**Task details**
Repeat each entry as written and leave the images out of the copy.

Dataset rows
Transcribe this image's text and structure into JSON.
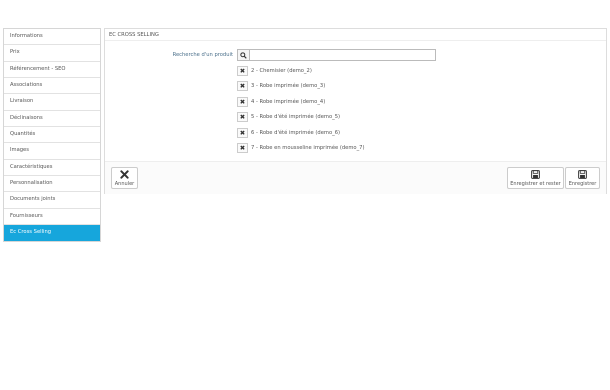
{
  "sidebar": {
    "items": [
      {
        "label": "Informations"
      },
      {
        "label": "Prix"
      },
      {
        "label": "Référencement - SEO"
      },
      {
        "label": "Associations"
      },
      {
        "label": "Livraison"
      },
      {
        "label": "Déclinaisons"
      },
      {
        "label": "Quantités"
      },
      {
        "label": "Images"
      },
      {
        "label": "Caractéristiques"
      },
      {
        "label": "Personnalisation"
      },
      {
        "label": "Documents joints"
      },
      {
        "label": "Fournisseurs"
      },
      {
        "label": "Ec Cross Selling"
      }
    ],
    "active_index": 12,
    "active_color": "#16a6dc"
  },
  "panel": {
    "title": "EC CROSS SELLING",
    "search_label": "Recherche d'un produit",
    "search_value": "",
    "search_icon": "search-icon",
    "products": [
      {
        "label": "2 - Chemisier (demo_2)"
      },
      {
        "label": "3 - Robe imprimée (demo_3)"
      },
      {
        "label": "4 - Robe imprimée (demo_4)"
      },
      {
        "label": "5 - Robe d'été imprimée (demo_5)"
      },
      {
        "label": "6 - Robe d'été imprimée (demo_6)"
      },
      {
        "label": "7 - Robe en mousseline imprimée (demo_7)"
      }
    ],
    "remove_icon": "close-icon"
  },
  "footer": {
    "cancel_label": "Annuler",
    "save_stay_label": "Enregistrer et rester",
    "save_label": "Enregistrer"
  }
}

**Answer in full**
Transcribe this image's text and structure into JSON.
{
  "sidebar": {
    "items": [
      {
        "label": "Informations"
      },
      {
        "label": "Prix"
      },
      {
        "label": "Référencement - SEO"
      },
      {
        "label": "Associations"
      },
      {
        "label": "Livraison"
      },
      {
        "label": "Déclinaisons"
      },
      {
        "label": "Quantités"
      },
      {
        "label": "Images"
      },
      {
        "label": "Caractéristiques"
      },
      {
        "label": "Personnalisation"
      },
      {
        "label": "Documents joints"
      },
      {
        "label": "Fournisseurs"
      },
      {
        "label": "Ec Cross Selling"
      }
    ],
    "active_index": 12,
    "active_color": "#16a6dc"
  },
  "panel": {
    "title": "EC CROSS SELLING",
    "search_label": "Recherche d'un produit",
    "search_value": "",
    "search_icon": "search-icon",
    "products": [
      {
        "label": "2 - Chemisier (demo_2)"
      },
      {
        "label": "3 - Robe imprimée (demo_3)"
      },
      {
        "label": "4 - Robe imprimée (demo_4)"
      },
      {
        "label": "5 - Robe d'été imprimée (demo_5)"
      },
      {
        "label": "6 - Robe d'été imprimée (demo_6)"
      },
      {
        "label": "7 - Robe en mousseline imprimée (demo_7)"
      }
    ],
    "remove_icon": "close-icon"
  },
  "footer": {
    "cancel_label": "Annuler",
    "save_stay_label": "Enregistrer et rester",
    "save_label": "Enregistrer"
  }
}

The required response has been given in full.